» **Data shown**:
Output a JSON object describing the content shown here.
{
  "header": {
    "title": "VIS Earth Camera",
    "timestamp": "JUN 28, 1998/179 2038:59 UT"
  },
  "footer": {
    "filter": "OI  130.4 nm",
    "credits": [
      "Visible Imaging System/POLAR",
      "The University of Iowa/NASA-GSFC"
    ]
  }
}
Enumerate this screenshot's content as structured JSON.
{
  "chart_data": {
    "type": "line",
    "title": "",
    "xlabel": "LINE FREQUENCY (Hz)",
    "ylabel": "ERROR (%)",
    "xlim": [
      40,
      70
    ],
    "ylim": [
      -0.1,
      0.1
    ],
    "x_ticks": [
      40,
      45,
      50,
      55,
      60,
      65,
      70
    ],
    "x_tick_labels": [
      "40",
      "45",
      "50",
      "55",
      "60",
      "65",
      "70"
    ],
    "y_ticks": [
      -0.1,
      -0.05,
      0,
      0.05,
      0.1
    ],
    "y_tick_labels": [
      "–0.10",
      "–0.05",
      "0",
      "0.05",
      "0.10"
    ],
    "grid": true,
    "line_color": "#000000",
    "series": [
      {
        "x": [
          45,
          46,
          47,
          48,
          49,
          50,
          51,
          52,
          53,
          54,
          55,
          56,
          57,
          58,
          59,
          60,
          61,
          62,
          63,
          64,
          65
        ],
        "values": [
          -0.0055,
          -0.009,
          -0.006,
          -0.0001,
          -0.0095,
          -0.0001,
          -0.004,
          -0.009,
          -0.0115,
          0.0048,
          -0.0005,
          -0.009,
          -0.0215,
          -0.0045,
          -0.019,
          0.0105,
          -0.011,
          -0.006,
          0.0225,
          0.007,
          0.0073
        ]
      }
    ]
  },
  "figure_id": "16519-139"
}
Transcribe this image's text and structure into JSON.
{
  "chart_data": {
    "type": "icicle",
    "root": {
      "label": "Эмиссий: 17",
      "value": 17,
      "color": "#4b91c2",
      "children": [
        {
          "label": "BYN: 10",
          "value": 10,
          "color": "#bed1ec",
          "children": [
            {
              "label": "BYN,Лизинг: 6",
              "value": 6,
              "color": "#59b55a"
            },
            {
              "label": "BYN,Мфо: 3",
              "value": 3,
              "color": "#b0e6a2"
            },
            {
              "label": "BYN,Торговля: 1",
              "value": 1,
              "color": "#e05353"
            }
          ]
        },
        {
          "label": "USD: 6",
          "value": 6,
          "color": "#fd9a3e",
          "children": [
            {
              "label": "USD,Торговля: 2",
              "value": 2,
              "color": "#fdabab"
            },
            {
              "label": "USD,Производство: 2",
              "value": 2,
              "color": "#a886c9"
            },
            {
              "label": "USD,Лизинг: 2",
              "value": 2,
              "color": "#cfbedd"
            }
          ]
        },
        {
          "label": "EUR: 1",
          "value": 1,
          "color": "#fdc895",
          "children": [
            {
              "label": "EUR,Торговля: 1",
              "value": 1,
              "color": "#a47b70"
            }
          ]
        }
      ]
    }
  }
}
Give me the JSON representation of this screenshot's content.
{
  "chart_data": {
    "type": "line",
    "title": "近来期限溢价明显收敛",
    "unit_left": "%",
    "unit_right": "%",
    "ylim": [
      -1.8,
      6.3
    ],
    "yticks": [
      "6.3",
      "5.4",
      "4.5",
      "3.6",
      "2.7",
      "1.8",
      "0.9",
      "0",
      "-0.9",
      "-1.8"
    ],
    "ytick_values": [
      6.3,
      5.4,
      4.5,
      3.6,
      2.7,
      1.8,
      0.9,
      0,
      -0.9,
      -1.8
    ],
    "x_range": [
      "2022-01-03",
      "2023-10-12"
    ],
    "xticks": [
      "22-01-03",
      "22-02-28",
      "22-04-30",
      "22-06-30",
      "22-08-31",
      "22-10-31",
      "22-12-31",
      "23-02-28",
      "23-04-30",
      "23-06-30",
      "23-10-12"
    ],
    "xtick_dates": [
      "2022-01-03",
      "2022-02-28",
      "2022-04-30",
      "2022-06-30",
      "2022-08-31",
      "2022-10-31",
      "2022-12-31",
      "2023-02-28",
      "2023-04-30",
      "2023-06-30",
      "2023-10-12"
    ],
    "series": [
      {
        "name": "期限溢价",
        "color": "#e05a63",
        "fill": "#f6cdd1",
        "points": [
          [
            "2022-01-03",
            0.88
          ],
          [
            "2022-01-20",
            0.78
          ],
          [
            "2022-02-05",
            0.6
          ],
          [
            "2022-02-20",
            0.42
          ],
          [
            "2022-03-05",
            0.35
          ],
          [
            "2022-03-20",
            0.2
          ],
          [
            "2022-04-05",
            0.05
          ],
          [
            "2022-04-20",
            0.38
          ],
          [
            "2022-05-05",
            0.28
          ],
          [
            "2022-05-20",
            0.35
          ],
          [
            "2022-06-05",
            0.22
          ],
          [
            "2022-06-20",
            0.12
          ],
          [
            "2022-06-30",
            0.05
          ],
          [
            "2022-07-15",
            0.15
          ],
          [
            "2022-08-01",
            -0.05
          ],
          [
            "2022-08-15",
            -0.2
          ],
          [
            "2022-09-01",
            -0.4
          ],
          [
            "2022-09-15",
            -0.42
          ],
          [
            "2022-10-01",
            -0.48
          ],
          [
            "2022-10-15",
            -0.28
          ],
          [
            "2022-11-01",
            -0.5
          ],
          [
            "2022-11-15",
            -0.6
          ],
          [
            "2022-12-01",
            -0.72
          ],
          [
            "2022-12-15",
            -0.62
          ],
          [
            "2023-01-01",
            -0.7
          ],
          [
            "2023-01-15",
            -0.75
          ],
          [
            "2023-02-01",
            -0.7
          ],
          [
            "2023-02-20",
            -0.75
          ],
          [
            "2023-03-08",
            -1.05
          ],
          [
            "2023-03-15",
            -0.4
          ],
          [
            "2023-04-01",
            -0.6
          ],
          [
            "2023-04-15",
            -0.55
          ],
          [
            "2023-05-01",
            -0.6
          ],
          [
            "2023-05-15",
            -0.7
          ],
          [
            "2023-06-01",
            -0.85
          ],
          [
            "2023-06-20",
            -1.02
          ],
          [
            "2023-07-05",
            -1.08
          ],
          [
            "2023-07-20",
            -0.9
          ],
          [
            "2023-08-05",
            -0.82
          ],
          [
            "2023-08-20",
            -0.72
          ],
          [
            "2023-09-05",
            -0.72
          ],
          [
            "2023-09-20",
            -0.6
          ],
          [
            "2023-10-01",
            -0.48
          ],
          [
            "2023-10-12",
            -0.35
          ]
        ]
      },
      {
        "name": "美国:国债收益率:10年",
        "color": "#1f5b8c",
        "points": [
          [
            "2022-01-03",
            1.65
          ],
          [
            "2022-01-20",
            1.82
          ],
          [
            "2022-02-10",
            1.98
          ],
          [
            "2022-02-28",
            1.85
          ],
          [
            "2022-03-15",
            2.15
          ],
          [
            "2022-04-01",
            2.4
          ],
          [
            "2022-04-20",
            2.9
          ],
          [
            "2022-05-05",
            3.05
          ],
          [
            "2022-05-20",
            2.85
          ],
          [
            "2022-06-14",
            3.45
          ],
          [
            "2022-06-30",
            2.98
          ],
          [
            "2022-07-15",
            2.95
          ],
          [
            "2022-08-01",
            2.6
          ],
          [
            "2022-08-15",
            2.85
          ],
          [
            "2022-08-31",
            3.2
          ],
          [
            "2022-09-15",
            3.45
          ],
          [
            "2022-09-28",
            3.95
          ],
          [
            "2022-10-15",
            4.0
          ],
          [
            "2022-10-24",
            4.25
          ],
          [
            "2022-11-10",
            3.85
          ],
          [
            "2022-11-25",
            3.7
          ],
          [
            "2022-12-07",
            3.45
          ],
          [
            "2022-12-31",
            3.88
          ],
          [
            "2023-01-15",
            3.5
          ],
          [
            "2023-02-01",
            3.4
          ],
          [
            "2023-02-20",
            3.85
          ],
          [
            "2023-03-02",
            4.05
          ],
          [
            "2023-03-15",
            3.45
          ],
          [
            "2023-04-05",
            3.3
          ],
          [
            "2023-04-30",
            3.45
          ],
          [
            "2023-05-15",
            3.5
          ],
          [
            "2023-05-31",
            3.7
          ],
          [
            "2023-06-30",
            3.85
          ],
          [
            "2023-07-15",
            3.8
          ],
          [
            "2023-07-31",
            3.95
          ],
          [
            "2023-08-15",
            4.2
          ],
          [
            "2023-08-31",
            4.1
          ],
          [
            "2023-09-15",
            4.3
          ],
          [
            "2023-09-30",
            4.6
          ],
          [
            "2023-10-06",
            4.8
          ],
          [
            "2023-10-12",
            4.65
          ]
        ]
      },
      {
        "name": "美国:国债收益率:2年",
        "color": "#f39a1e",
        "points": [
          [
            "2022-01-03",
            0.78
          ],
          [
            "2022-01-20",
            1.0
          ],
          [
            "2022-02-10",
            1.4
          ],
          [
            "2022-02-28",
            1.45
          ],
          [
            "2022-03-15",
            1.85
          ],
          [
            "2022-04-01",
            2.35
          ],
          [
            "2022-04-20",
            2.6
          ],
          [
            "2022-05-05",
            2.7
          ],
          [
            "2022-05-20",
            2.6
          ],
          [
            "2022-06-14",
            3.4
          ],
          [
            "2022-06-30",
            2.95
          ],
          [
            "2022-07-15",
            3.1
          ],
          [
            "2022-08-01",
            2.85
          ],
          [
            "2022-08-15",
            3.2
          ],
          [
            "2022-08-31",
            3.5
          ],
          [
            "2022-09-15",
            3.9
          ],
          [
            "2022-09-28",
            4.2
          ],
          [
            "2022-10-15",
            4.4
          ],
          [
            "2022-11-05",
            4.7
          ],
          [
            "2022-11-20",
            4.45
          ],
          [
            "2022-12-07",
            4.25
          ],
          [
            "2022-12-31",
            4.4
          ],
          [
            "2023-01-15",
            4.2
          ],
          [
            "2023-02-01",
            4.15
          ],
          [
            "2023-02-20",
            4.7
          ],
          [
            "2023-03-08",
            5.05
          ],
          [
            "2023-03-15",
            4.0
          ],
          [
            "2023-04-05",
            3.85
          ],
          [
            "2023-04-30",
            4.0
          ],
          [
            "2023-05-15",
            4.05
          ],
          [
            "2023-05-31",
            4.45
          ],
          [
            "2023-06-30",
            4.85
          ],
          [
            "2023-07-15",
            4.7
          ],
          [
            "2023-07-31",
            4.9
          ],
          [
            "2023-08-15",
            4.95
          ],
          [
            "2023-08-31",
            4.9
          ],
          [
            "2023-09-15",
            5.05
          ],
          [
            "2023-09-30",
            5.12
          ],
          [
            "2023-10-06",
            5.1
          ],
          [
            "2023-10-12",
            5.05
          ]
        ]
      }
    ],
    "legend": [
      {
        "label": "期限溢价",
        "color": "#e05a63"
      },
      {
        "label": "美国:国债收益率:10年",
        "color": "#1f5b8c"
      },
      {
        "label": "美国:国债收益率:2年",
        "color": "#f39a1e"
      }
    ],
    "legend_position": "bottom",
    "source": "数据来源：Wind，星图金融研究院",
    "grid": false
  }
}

» **What is needed**: Search the records for the string "this" and return every line in which it occurs.

» **Exercise output**:
Enumerate this screenshot's content as structured JSON.
Transcribe this image's text and structure into JSON.
Give me the JSON representation of this screenshot's content.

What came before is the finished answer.